*** Data shown

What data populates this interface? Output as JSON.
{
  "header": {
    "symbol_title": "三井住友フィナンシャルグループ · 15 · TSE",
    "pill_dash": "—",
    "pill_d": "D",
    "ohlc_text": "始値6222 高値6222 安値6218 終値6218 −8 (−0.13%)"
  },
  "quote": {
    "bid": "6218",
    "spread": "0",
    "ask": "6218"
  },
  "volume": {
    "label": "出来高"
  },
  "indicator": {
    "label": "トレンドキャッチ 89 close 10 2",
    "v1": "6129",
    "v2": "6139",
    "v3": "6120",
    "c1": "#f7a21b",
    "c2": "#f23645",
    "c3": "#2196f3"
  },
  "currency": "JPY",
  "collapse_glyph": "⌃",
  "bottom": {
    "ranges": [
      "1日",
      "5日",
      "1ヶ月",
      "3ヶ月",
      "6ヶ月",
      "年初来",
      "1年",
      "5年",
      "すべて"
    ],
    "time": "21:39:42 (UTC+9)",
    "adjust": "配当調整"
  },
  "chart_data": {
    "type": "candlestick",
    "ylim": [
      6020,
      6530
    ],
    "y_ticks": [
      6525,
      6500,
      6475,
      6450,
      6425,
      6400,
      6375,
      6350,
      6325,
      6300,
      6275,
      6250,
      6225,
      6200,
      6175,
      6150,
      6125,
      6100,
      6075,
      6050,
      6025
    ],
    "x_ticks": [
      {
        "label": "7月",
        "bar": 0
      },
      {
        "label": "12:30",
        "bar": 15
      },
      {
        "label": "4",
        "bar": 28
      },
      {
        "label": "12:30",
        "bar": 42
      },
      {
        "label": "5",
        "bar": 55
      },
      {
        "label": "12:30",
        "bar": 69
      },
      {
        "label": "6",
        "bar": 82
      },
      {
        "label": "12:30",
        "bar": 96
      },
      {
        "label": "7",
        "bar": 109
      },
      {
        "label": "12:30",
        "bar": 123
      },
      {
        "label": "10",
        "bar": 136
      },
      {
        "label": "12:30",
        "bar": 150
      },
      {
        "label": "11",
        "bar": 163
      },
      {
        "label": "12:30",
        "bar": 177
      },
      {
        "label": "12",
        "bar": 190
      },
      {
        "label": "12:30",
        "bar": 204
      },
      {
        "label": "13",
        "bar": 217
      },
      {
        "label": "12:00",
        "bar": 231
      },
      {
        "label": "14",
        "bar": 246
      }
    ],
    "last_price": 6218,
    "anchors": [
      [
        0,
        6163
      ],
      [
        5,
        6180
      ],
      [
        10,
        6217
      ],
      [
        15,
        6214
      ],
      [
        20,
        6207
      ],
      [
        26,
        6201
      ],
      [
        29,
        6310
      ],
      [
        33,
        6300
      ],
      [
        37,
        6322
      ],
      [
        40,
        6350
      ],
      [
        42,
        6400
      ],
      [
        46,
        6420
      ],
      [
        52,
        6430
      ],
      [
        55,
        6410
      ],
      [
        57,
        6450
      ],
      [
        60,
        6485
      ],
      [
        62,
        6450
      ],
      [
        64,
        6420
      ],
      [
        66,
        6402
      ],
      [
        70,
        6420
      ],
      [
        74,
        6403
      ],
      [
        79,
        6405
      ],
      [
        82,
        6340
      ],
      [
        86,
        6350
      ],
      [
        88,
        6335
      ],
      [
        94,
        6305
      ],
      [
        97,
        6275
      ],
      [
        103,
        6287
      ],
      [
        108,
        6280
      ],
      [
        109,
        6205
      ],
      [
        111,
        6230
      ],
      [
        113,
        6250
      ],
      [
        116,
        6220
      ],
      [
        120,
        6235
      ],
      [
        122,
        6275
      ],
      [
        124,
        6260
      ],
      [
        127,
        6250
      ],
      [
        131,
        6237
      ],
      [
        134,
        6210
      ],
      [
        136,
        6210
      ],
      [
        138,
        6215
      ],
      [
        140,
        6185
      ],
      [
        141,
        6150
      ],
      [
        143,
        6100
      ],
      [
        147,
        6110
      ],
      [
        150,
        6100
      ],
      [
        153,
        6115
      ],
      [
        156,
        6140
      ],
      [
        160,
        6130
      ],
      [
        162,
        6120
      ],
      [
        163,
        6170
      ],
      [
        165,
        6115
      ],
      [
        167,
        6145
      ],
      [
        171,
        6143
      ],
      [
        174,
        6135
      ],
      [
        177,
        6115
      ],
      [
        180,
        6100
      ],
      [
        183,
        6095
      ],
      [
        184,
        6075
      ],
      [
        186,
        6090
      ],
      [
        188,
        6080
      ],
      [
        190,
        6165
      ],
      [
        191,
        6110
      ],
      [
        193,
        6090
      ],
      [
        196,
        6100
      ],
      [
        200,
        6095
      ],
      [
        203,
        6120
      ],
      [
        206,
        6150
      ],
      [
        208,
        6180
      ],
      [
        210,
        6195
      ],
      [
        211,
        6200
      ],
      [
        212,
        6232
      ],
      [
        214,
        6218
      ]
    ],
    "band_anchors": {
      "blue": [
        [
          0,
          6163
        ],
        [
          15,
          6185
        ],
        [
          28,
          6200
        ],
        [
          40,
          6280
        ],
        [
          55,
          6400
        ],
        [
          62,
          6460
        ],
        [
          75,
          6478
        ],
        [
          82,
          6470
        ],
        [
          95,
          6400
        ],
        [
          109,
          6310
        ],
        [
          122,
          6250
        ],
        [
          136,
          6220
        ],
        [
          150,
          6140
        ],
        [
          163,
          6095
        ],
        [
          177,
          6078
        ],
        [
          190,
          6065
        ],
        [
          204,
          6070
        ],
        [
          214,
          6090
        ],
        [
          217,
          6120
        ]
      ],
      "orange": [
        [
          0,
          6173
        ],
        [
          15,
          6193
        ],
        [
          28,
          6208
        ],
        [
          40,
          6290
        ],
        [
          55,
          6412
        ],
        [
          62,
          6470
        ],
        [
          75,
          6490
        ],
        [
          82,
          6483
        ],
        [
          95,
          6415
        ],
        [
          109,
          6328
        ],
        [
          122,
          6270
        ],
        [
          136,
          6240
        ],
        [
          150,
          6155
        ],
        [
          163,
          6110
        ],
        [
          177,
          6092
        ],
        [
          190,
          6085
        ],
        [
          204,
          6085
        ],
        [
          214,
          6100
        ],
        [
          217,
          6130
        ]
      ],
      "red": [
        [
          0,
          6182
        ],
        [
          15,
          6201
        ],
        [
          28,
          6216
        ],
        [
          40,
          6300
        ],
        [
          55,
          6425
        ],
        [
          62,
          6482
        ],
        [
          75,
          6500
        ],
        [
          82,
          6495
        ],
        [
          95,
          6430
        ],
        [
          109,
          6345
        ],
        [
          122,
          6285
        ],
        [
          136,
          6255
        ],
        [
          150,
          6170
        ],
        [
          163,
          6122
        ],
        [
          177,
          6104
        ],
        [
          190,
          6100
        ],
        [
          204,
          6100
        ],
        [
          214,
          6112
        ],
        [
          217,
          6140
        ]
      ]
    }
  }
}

******

**Short problem**
Exactly as they are written, print the entries again.

**The output**
What data populates this interface? Output as JSON.
{
  "header": {
    "symbol_title": "三井住友フィナンシャルグループ · 15 · TSE",
    "pill_dash": "—",
    "pill_d": "D",
    "ohlc_text": "始値6222 高値6222 安値6218 終値6218 −8 (−0.13%)"
  },
  "quote": {
    "bid": "6218",
    "spread": "0",
    "ask": "6218"
  },
  "volume": {
    "label": "出来高"
  },
  "indicator": {
    "label": "トレンドキャッチ 89 close 10 2",
    "v1": "6129",
    "v2": "6139",
    "v3": "6120",
    "c1": "#f7a21b",
    "c2": "#f23645",
    "c3": "#2196f3"
  },
  "currency": "JPY",
  "collapse_glyph": "⌃",
  "bottom": {
    "ranges": [
      "1日",
      "5日",
      "1ヶ月",
      "3ヶ月",
      "6ヶ月",
      "年初来",
      "1年",
      "5年",
      "すべて"
    ],
    "time": "21:39:42 (UTC+9)",
    "adjust": "配当調整"
  },
  "chart_data": {
    "type": "candlestick",
    "ylim": [
      6020,
      6530
    ],
    "y_ticks": [
      6525,
      6500,
      6475,
      6450,
      6425,
      6400,
      6375,
      6350,
      6325,
      6300,
      6275,
      6250,
      6225,
      6200,
      6175,
      6150,
      6125,
      6100,
      6075,
      6050,
      6025
    ],
    "x_ticks": [
      {
        "label": "7月",
        "bar": 0
      },
      {
        "label": "12:30",
        "bar": 15
      },
      {
        "label": "4",
        "bar": 28
      },
      {
        "label": "12:30",
        "bar": 42
      },
      {
        "label": "5",
        "bar": 55
      },
      {
        "label": "12:30",
        "bar": 69
      },
      {
        "label": "6",
        "bar": 82
      },
      {
        "label": "12:30",
        "bar": 96
      },
      {
        "label": "7",
        "bar": 109
      },
      {
        "label": "12:30",
        "bar": 123
      },
      {
        "label": "10",
        "bar": 136
      },
      {
        "label": "12:30",
        "bar": 150
      },
      {
        "label": "11",
        "bar": 163
      },
      {
        "label": "12:30",
        "bar": 177
      },
      {
        "label": "12",
        "bar": 190
      },
      {
        "label": "12:30",
        "bar": 204
      },
      {
        "label": "13",
        "bar": 217
      },
      {
        "label": "12:00",
        "bar": 231
      },
      {
        "label": "14",
        "bar": 246
      }
    ],
    "last_price": 6218,
    "anchors": [
      [
        0,
        6163
      ],
      [
        5,
        6180
      ],
      [
        10,
        6217
      ],
      [
        15,
        6214
      ],
      [
        20,
        6207
      ],
      [
        26,
        6201
      ],
      [
        29,
        6310
      ],
      [
        33,
        6300
      ],
      [
        37,
        6322
      ],
      [
        40,
        6350
      ],
      [
        42,
        6400
      ],
      [
        46,
        6420
      ],
      [
        52,
        6430
      ],
      [
        55,
        6410
      ],
      [
        57,
        6450
      ],
      [
        60,
        6485
      ],
      [
        62,
        6450
      ],
      [
        64,
        6420
      ],
      [
        66,
        6402
      ],
      [
        70,
        6420
      ],
      [
        74,
        6403
      ],
      [
        79,
        6405
      ],
      [
        82,
        6340
      ],
      [
        86,
        6350
      ],
      [
        88,
        6335
      ],
      [
        94,
        6305
      ],
      [
        97,
        6275
      ],
      [
        103,
        6287
      ],
      [
        108,
        6280
      ],
      [
        109,
        6205
      ],
      [
        111,
        6230
      ],
      [
        113,
        6250
      ],
      [
        116,
        6220
      ],
      [
        120,
        6235
      ],
      [
        122,
        6275
      ],
      [
        124,
        6260
      ],
      [
        127,
        6250
      ],
      [
        131,
        6237
      ],
      [
        134,
        6210
      ],
      [
        136,
        6210
      ],
      [
        138,
        6215
      ],
      [
        140,
        6185
      ],
      [
        141,
        6150
      ],
      [
        143,
        6100
      ],
      [
        147,
        6110
      ],
      [
        150,
        6100
      ],
      [
        153,
        6115
      ],
      [
        156,
        6140
      ],
      [
        160,
        6130
      ],
      [
        162,
        6120
      ],
      [
        163,
        6170
      ],
      [
        165,
        6115
      ],
      [
        167,
        6145
      ],
      [
        171,
        6143
      ],
      [
        174,
        6135
      ],
      [
        177,
        6115
      ],
      [
        180,
        6100
      ],
      [
        183,
        6095
      ],
      [
        184,
        6075
      ],
      [
        186,
        6090
      ],
      [
        188,
        6080
      ],
      [
        190,
        6165
      ],
      [
        191,
        6110
      ],
      [
        193,
        6090
      ],
      [
        196,
        6100
      ],
      [
        200,
        6095
      ],
      [
        203,
        6120
      ],
      [
        206,
        6150
      ],
      [
        208,
        6180
      ],
      [
        210,
        6195
      ],
      [
        211,
        6200
      ],
      [
        212,
        6232
      ],
      [
        214,
        6218
      ]
    ],
    "band_anchors": {
      "blue": [
        [
          0,
          6163
        ],
        [
          15,
          6185
        ],
        [
          28,
          6200
        ],
        [
          40,
          6280
        ],
        [
          55,
          6400
        ],
        [
          62,
          6460
        ],
        [
          75,
          6478
        ],
        [
          82,
          6470
        ],
        [
          95,
          6400
        ],
        [
          109,
          6310
        ],
        [
          122,
          6250
        ],
        [
          136,
          6220
        ],
        [
          150,
          6140
        ],
        [
          163,
          6095
        ],
        [
          177,
          6078
        ],
        [
          190,
          6065
        ],
        [
          204,
          6070
        ],
        [
          214,
          6090
        ],
        [
          217,
          6120
        ]
      ],
      "orange": [
        [
          0,
          6173
        ],
        [
          15,
          6193
        ],
        [
          28,
          6208
        ],
        [
          40,
          6290
        ],
        [
          55,
          6412
        ],
        [
          62,
          6470
        ],
        [
          75,
          6490
        ],
        [
          82,
          6483
        ],
        [
          95,
          6415
        ],
        [
          109,
          6328
        ],
        [
          122,
          6270
        ],
        [
          136,
          6240
        ],
        [
          150,
          6155
        ],
        [
          163,
          6110
        ],
        [
          177,
          6092
        ],
        [
          190,
          6085
        ],
        [
          204,
          6085
        ],
        [
          214,
          6100
        ],
        [
          217,
          6130
        ]
      ],
      "red": [
        [
          0,
          6182
        ],
        [
          15,
          6201
        ],
        [
          28,
          6216
        ],
        [
          40,
          6300
        ],
        [
          55,
          6425
        ],
        [
          62,
          6482
        ],
        [
          75,
          6500
        ],
        [
          82,
          6495
        ],
        [
          95,
          6430
        ],
        [
          109,
          6345
        ],
        [
          122,
          6285
        ],
        [
          136,
          6255
        ],
        [
          150,
          6170
        ],
        [
          163,
          6122
        ],
        [
          177,
          6104
        ],
        [
          190,
          6100
        ],
        [
          204,
          6100
        ],
        [
          214,
          6112
        ],
        [
          217,
          6140
        ]
      ]
    }
  }
}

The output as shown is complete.